YOUR TASK
Wherever the word "Israeli" appears in the entries, copy the whole line.
━━━ DATASET EXTRACT
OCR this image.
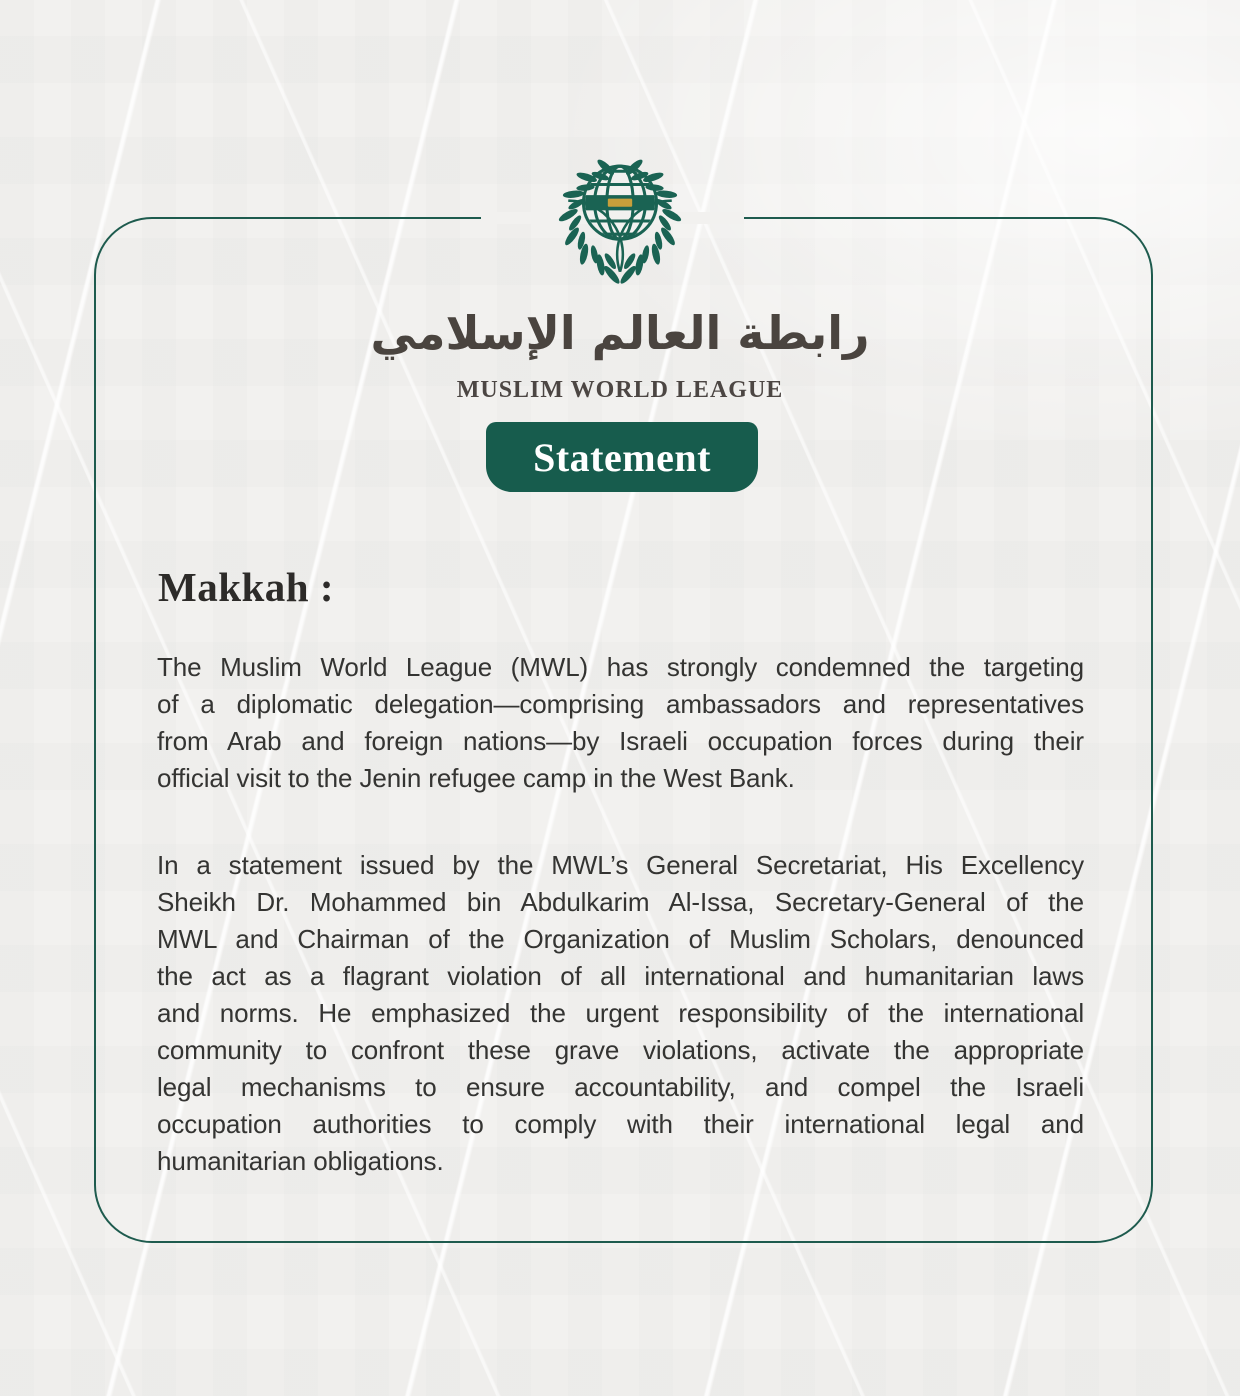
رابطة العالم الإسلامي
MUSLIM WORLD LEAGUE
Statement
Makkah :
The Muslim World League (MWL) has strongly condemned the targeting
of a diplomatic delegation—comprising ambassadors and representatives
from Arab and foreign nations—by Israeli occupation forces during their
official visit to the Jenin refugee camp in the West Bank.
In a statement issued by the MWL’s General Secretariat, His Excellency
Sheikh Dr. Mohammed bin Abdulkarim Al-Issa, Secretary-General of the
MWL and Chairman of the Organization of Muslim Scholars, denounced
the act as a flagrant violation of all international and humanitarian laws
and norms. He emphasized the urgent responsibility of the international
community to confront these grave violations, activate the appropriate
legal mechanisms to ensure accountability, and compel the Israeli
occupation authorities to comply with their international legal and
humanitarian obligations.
━━━━━━
━━━ DATASET EXTRACT
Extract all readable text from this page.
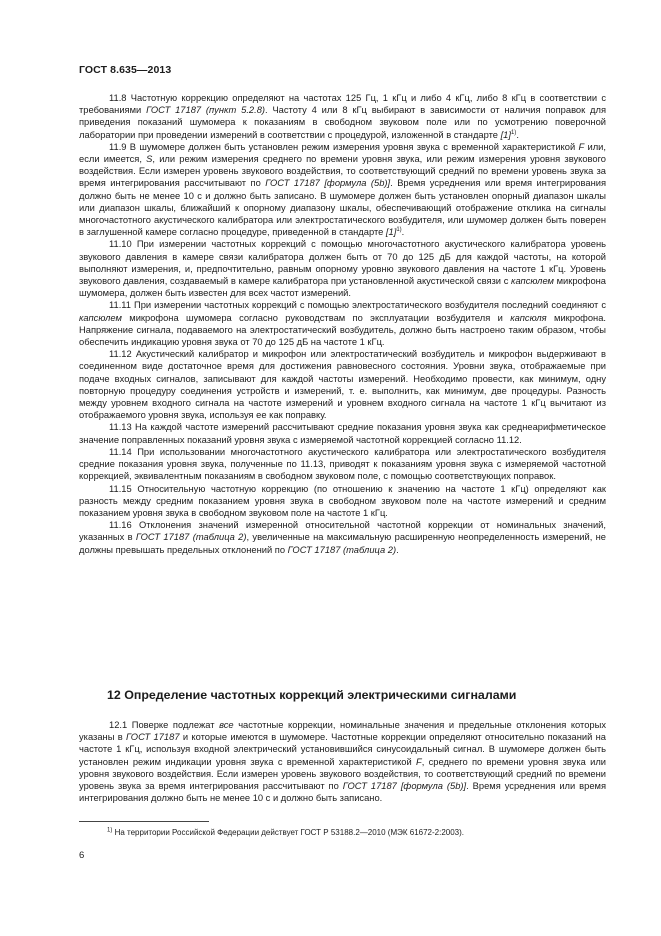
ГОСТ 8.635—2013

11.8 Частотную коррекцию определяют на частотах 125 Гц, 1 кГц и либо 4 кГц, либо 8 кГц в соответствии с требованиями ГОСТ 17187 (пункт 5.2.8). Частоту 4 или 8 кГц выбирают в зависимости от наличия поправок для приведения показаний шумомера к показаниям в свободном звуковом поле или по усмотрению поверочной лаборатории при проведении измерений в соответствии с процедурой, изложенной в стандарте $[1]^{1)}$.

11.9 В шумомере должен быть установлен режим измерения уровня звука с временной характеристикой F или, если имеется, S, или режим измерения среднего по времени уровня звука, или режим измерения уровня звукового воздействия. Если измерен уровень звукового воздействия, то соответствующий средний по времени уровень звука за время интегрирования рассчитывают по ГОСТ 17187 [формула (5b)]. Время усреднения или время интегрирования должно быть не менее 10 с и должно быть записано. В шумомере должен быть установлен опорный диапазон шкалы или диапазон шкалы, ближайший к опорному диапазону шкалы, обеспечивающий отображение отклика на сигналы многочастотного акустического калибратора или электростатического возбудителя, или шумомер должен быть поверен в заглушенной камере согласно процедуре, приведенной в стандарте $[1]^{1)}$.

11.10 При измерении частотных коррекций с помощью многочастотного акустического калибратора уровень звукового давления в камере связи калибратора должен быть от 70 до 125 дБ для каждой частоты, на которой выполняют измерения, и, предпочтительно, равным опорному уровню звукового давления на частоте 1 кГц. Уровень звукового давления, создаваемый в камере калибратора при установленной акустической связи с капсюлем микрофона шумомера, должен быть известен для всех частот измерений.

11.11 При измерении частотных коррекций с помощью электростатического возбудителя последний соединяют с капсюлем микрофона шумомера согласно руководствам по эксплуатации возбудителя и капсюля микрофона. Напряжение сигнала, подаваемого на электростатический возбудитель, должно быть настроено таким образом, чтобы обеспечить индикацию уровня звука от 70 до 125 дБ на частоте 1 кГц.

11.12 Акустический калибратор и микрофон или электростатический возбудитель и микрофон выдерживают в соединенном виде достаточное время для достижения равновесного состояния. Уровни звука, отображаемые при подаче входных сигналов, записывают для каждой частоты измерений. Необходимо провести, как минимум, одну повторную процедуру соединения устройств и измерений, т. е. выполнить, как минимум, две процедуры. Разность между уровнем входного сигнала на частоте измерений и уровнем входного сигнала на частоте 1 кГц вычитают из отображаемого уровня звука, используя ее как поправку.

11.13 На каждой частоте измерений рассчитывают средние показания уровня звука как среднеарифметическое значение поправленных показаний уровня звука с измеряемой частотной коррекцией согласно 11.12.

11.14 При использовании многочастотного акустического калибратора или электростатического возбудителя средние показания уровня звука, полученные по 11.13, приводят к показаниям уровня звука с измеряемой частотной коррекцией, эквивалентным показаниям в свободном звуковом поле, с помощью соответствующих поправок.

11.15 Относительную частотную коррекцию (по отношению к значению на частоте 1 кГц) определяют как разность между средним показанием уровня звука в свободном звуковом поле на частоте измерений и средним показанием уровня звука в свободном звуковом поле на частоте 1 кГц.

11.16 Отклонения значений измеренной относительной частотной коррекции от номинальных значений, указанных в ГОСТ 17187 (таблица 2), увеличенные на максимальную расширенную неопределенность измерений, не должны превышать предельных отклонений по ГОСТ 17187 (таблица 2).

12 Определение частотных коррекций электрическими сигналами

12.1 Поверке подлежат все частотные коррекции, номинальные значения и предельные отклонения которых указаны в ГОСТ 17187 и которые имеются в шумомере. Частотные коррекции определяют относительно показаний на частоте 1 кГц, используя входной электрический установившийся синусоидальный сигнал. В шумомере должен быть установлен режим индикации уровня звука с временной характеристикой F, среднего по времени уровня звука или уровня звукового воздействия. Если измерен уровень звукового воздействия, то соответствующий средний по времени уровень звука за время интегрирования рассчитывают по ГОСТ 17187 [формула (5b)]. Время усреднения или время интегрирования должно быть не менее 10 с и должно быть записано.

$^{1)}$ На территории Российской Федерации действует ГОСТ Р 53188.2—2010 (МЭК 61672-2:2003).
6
━━━━━━
RESPONSE TO THIS EXERCISE
from Arab and foreign nations—by Israeli occupation forces during their
legal mechanisms to ensure accountability, and compel the Israeli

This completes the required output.